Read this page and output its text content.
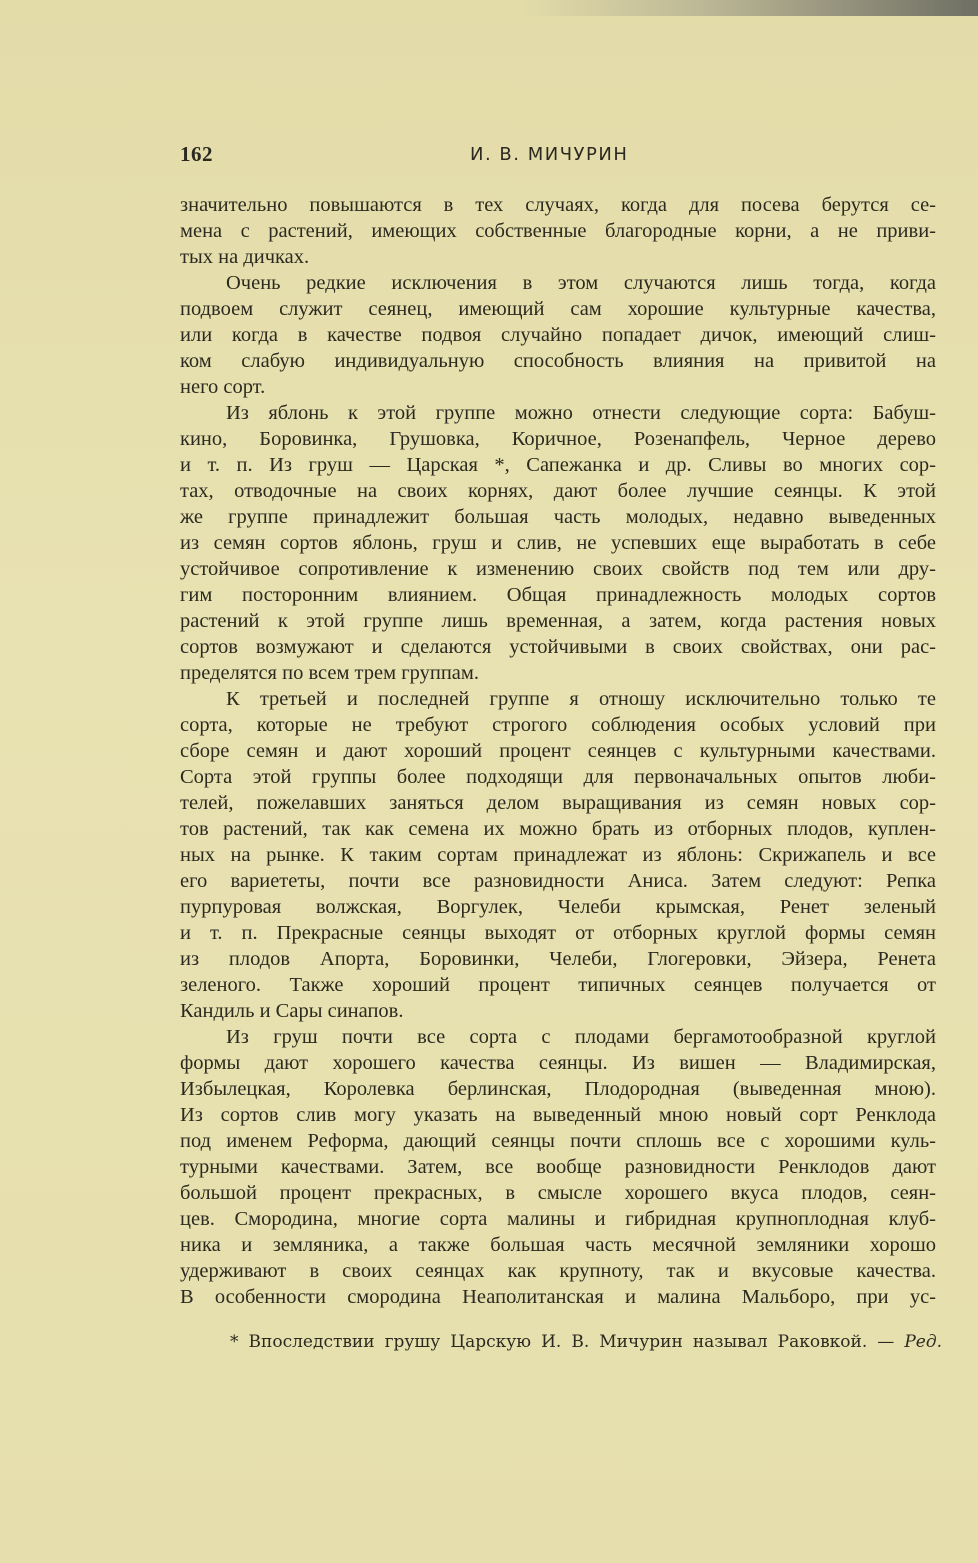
162	И. В. МИЧУРИН
значительно повышаются в тех случаях, когда для посева берутся се-
мена с растений, имеющих собственные благородные корни, а не приви-
тых на дичках.
Очень редкие исключения в этом случаются лишь тогда, когда
подвоем служит сеянец, имеющий сам хорошие культурные качества,
или когда в качестве подвоя случайно попадает дичок, имеющий слиш-
ком слабую индивидуальную способность влияния на привитой на
него сорт.
Из яблонь к этой группе можно отнести следующие сорта: Бабуш-
кино, Боровинка, Грушовка, Коричное, Розенапфель, Черное дерево
и т. п. Из груш — Царская *, Сапежанка и др. Сливы во многих сор-
тах, отводочные на своих корнях, дают более лучшие сеянцы. К этой
же группе принадлежит большая часть молодых, недавно выведенных
из семян сортов яблонь, груш и слив, не успевших еще выработать в себе
устойчивое сопротивление к изменению своих свойств под тем или дру-
гим посторонним влиянием. Общая принадлежность молодых сортов
растений к этой группе лишь временная, а затем, когда растения новых
сортов возмужают и сделаются устойчивыми в своих свойствах, они рас-
пределятся по всем трем группам.
К третьей и последней группе я отношу исключительно только те
сорта, которые не требуют строгого соблюдения особых условий при
сборе семян и дают хороший процент сеянцев с культурными качествами.
Сорта этой группы более подходящи для первоначальных опытов люби-
телей, пожелавших заняться делом выращивания из семян новых сор-
тов растений, так как семена их можно брать из отборных плодов, куплен-
ных на рынке. К таким сортам принадлежат из яблонь: Скрижапель и все
его вариететы, почти все разновидности Аниса. Затем следуют: Репка
пурпуровая волжская, Воргулек, Челеби крымская, Ренет зеленый
и т. п. Прекрасные сеянцы выходят от отборных круглой формы семян
из плодов Апорта, Боровинки, Челеби, Глогеровки, Эйзера, Ренета
зеленого. Также хороший процент типичных сеянцев получается от
Кандиль и Сары синапов.
Из груш почти все сорта с плодами бергамотообразной круглой
формы дают хорошего качества сеянцы. Из вишен — Владимирская,
Избылецкая, Королевка берлинская, Плодородная (выведенная мною).
Из сортов слив могу указать на выведенный мною новый сорт Ренклода
под именем Реформа, дающий сеянцы почти сплошь все с хорошими куль-
турными качествами. Затем, все вообще разновидности Ренклодов дают
большой процент прекрасных, в смысле хорошего вкуса плодов, сеян-
цев. Смородина, многие сорта малины и гибридная крупноплодная клуб-
ника и земляника, а также большая часть месячной земляники хорошо
удерживают в своих сеянцах как крупноту, так и вкусовые качества.
В особенности смородина Неаполитанская и малина Мальборо, при ус-
* Впоследствии грушу Царскую И. В. Мичурин называл Раковкой. — Ред.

Do this: Without the pictures, print the whole listing exactly as given.

The completed task:
Read this page and output its text content.
162	И. В. МИЧУРИН
значительно повышаются в тех случаях, когда для посева берутся се-
мена с растений, имеющих собственные благородные корни, а не приви-
тых на дичках.
Очень редкие исключения в этом случаются лишь тогда, когда
подвоем служит сеянец, имеющий сам хорошие культурные качества,
или когда в качестве подвоя случайно попадает дичок, имеющий слиш-
ком слабую индивидуальную способность влияния на привитой на
него сорт.
Из яблонь к этой группе можно отнести следующие сорта: Бабуш-
кино, Боровинка, Грушовка, Коричное, Розенапфель, Черное дерево
и т. п. Из груш — Царская *, Сапежанка и др. Сливы во многих сор-
тах, отводочные на своих корнях, дают более лучшие сеянцы. К этой
же группе принадлежит большая часть молодых, недавно выведенных
из семян сортов яблонь, груш и слив, не успевших еще выработать в себе
устойчивое сопротивление к изменению своих свойств под тем или дру-
гим посторонним влиянием. Общая принадлежность молодых сортов
растений к этой группе лишь временная, а затем, когда растения новых
сортов возмужают и сделаются устойчивыми в своих свойствах, они рас-
пределятся по всем трем группам.
К третьей и последней группе я отношу исключительно только те
сорта, которые не требуют строгого соблюдения особых условий при
сборе семян и дают хороший процент сеянцев с культурными качествами.
Сорта этой группы более подходящи для первоначальных опытов люби-
телей, пожелавших заняться делом выращивания из семян новых сор-
тов растений, так как семена их можно брать из отборных плодов, куплен-
ных на рынке. К таким сортам принадлежат из яблонь: Скрижапель и все
его вариететы, почти все разновидности Аниса. Затем следуют: Репка
пурпуровая волжская, Воргулек, Челеби крымская, Ренет зеленый
и т. п. Прекрасные сеянцы выходят от отборных круглой формы семян
из плодов Апорта, Боровинки, Челеби, Глогеровки, Эйзера, Ренета
зеленого. Также хороший процент типичных сеянцев получается от
Кандиль и Сары синапов.
Из груш почти все сорта с плодами бергамотообразной круглой
формы дают хорошего качества сеянцы. Из вишен — Владимирская,
Избылецкая, Королевка берлинская, Плодородная (выведенная мною).
Из сортов слив могу указать на выведенный мною новый сорт Ренклода
под именем Реформа, дающий сеянцы почти сплошь все с хорошими куль-
турными качествами. Затем, все вообще разновидности Ренклодов дают
большой процент прекрасных, в смысле хорошего вкуса плодов, сеян-
цев. Смородина, многие сорта малины и гибридная крупноплодная клуб-
ника и земляника, а также большая часть месячной земляники хорошо
удерживают в своих сеянцах как крупноту, так и вкусовые качества.
В особенности смородина Неаполитанская и малина Мальборо, при ус-
* Впоследствии грушу Царскую И. В. Мичурин называл Раковкой. — Ред.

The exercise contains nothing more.